### SUPPLIED MATERIAL ###

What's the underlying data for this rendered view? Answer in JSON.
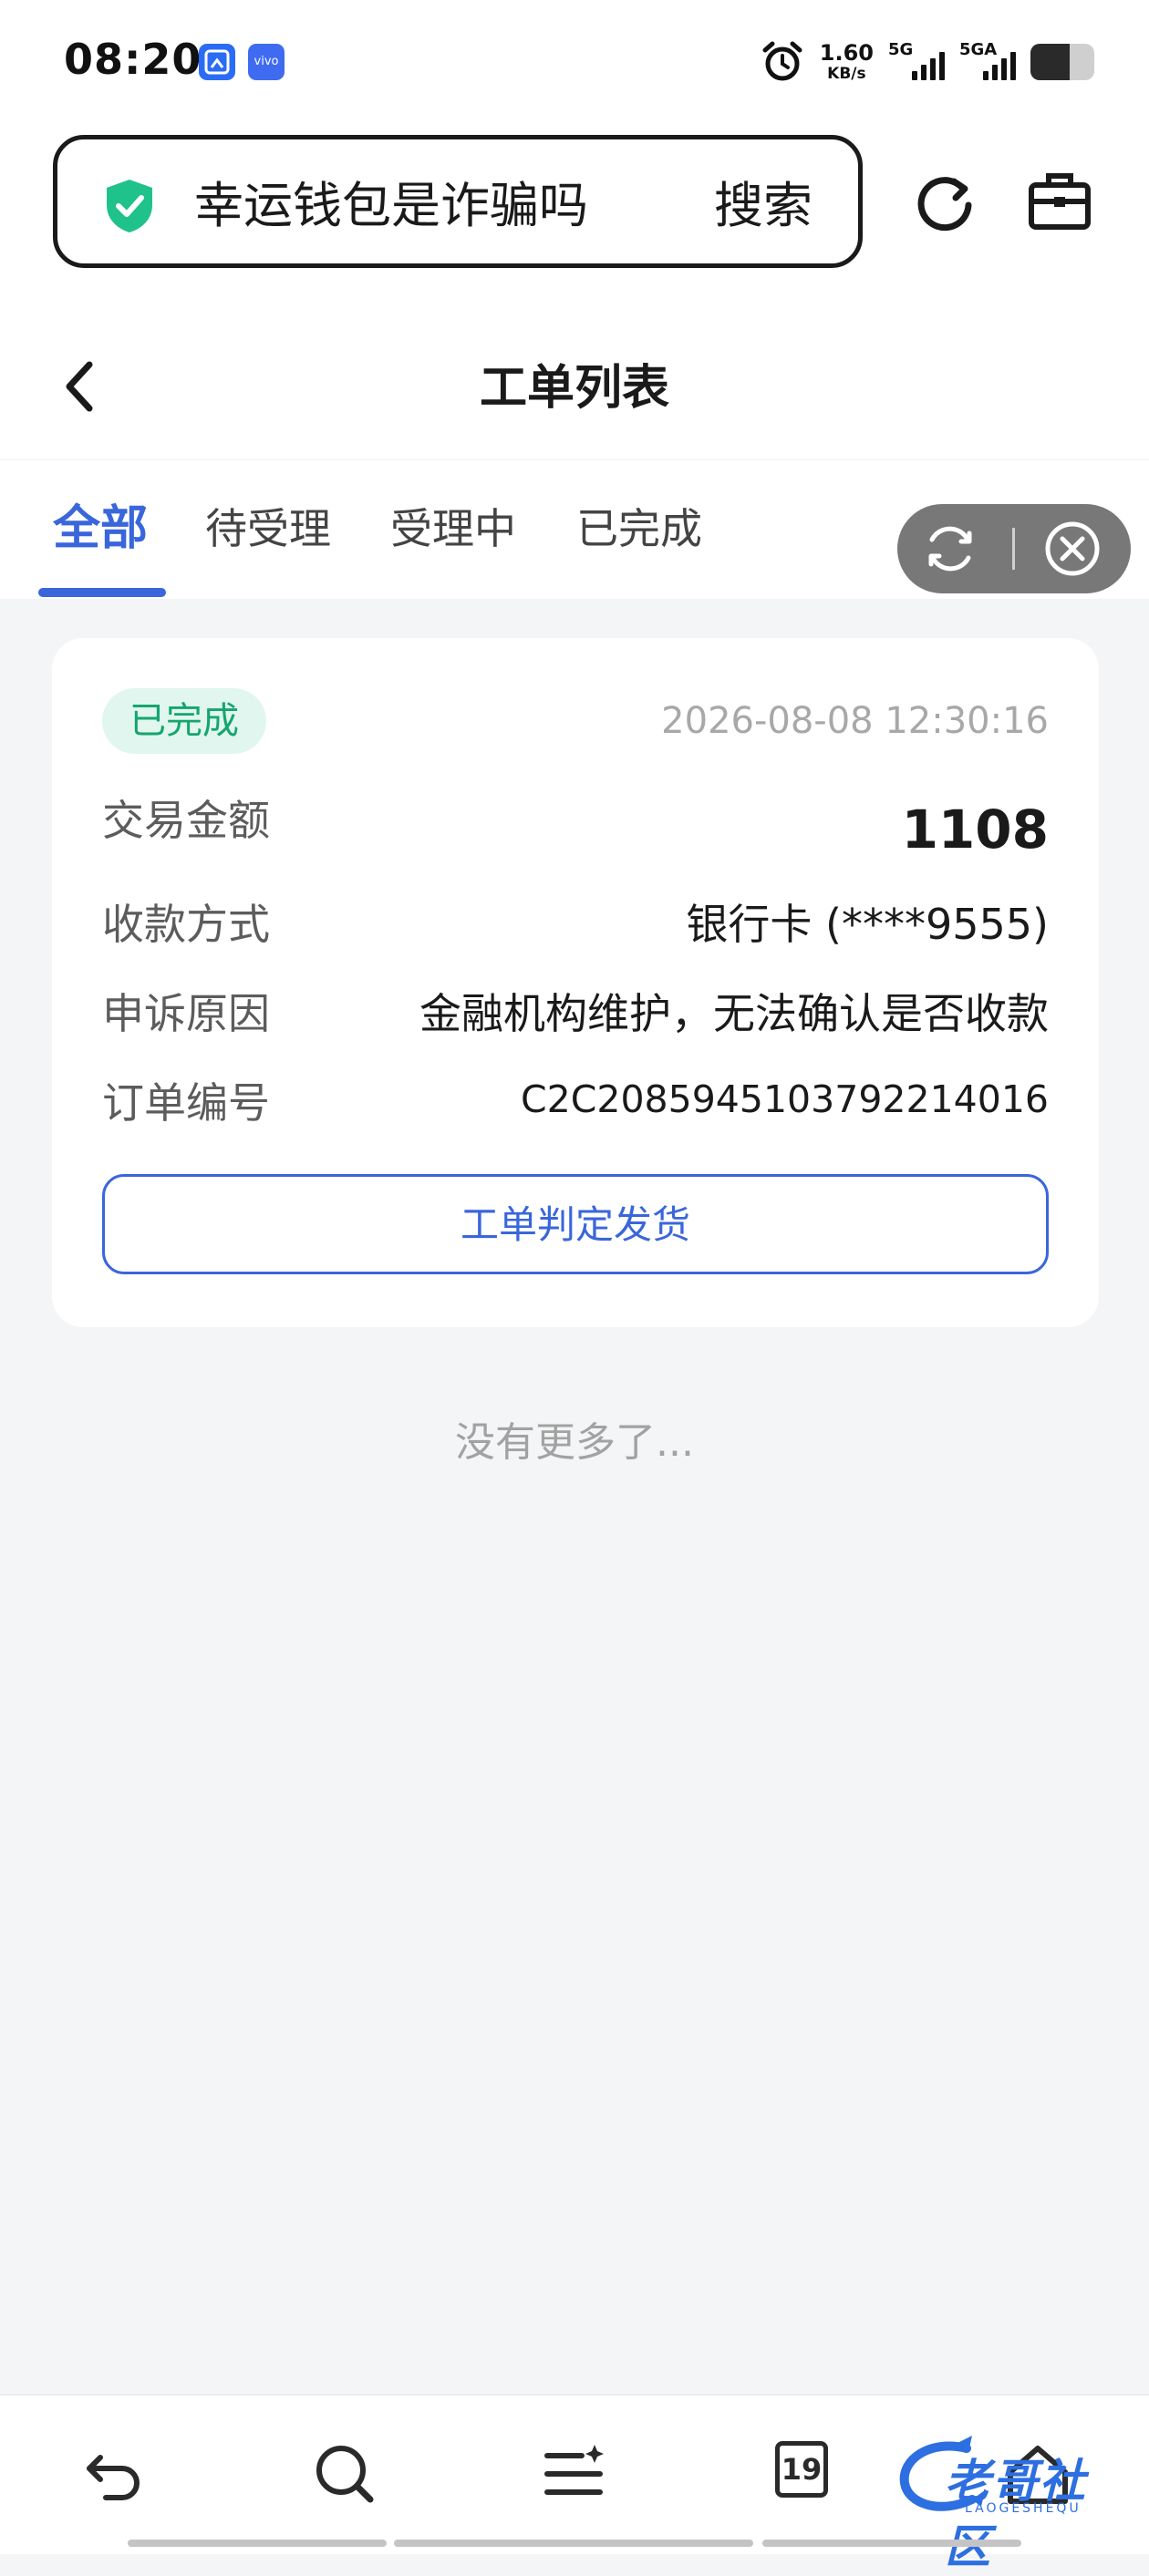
{
  "status_bar": {
    "time": "08:20",
    "notification_icons": [
      "screenshot-app-icon",
      "vivo-app-icon"
    ],
    "vivo_label": "vivo",
    "alarm_icon": "alarm-clock-icon",
    "speed_value": "1.60",
    "speed_unit": "KB/s",
    "sim1_label": "5G",
    "sim2_label": "5GA",
    "battery_level": 0.62
  },
  "browser": {
    "search_query": "幸运钱包是诈骗吗",
    "search_button": "搜索",
    "security_icon": "shield-check-icon",
    "refresh_icon": "refresh-icon",
    "toolbox_icon": "toolbox-icon"
  },
  "header": {
    "title": "工单列表",
    "back_icon": "chevron-left-icon"
  },
  "tabs": [
    {
      "label": "全部",
      "active": true
    },
    {
      "label": "待受理",
      "active": false
    },
    {
      "label": "受理中",
      "active": false
    },
    {
      "label": "已完成",
      "active": false
    }
  ],
  "capsule": {
    "refresh_icon": "refresh-icon",
    "close_icon": "close-circle-icon"
  },
  "order": {
    "status": "已完成",
    "time": "2026-08-08 12:30:16",
    "rows": [
      {
        "label": "交易金额",
        "value": "1108"
      },
      {
        "label": "收款方式",
        "value": "银行卡 (****9555)"
      },
      {
        "label": "申诉原因",
        "value": "金融机构维护，无法确认是否收款"
      },
      {
        "label": "订单编号",
        "value": "C2C2085945103792214016"
      }
    ],
    "action_button": "工单判定发货"
  },
  "list_end_text": "没有更多了...",
  "bottom_bar": {
    "back_icon": "undo-arrow-icon",
    "search_icon": "search-icon",
    "menu_icon": "menu-sparkle-icon",
    "tab_count": "19",
    "home_icon": "home-icon"
  },
  "watermark": {
    "text": "老哥社区",
    "sub_text": "LAOGESHEQU"
  },
  "colors": {
    "accent": "#3a66db",
    "success": "#16a56f",
    "success_bg": "#e0f6ee",
    "page_bg": "#f4f5f7"
  }
}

###

• _REQUIRED TASK_: Print all of the entries word for word. Skip any images they contain.

• _SOLUTION TO THIS TASK_:
What's the underlying data for this rendered view? Answer in JSON.
{
  "status_bar": {
    "time": "08:20",
    "notification_icons": [
      "screenshot-app-icon",
      "vivo-app-icon"
    ],
    "vivo_label": "vivo",
    "alarm_icon": "alarm-clock-icon",
    "speed_value": "1.60",
    "speed_unit": "KB/s",
    "sim1_label": "5G",
    "sim2_label": "5GA",
    "battery_level": 0.62
  },
  "browser": {
    "search_query": "幸运钱包是诈骗吗",
    "search_button": "搜索",
    "security_icon": "shield-check-icon",
    "refresh_icon": "refresh-icon",
    "toolbox_icon": "toolbox-icon"
  },
  "header": {
    "title": "工单列表",
    "back_icon": "chevron-left-icon"
  },
  "tabs": [
    {
      "label": "全部",
      "active": true
    },
    {
      "label": "待受理",
      "active": false
    },
    {
      "label": "受理中",
      "active": false
    },
    {
      "label": "已完成",
      "active": false
    }
  ],
  "capsule": {
    "refresh_icon": "refresh-icon",
    "close_icon": "close-circle-icon"
  },
  "order": {
    "status": "已完成",
    "time": "2026-08-08 12:30:16",
    "rows": [
      {
        "label": "交易金额",
        "value": "1108"
      },
      {
        "label": "收款方式",
        "value": "银行卡 (****9555)"
      },
      {
        "label": "申诉原因",
        "value": "金融机构维护，无法确认是否收款"
      },
      {
        "label": "订单编号",
        "value": "C2C2085945103792214016"
      }
    ],
    "action_button": "工单判定发货"
  },
  "list_end_text": "没有更多了...",
  "bottom_bar": {
    "back_icon": "undo-arrow-icon",
    "search_icon": "search-icon",
    "menu_icon": "menu-sparkle-icon",
    "tab_count": "19",
    "home_icon": "home-icon"
  },
  "watermark": {
    "text": "老哥社区",
    "sub_text": "LAOGESHEQU"
  },
  "colors": {
    "accent": "#3a66db",
    "success": "#16a56f",
    "success_bg": "#e0f6ee",
    "page_bg": "#f4f5f7"
  }
}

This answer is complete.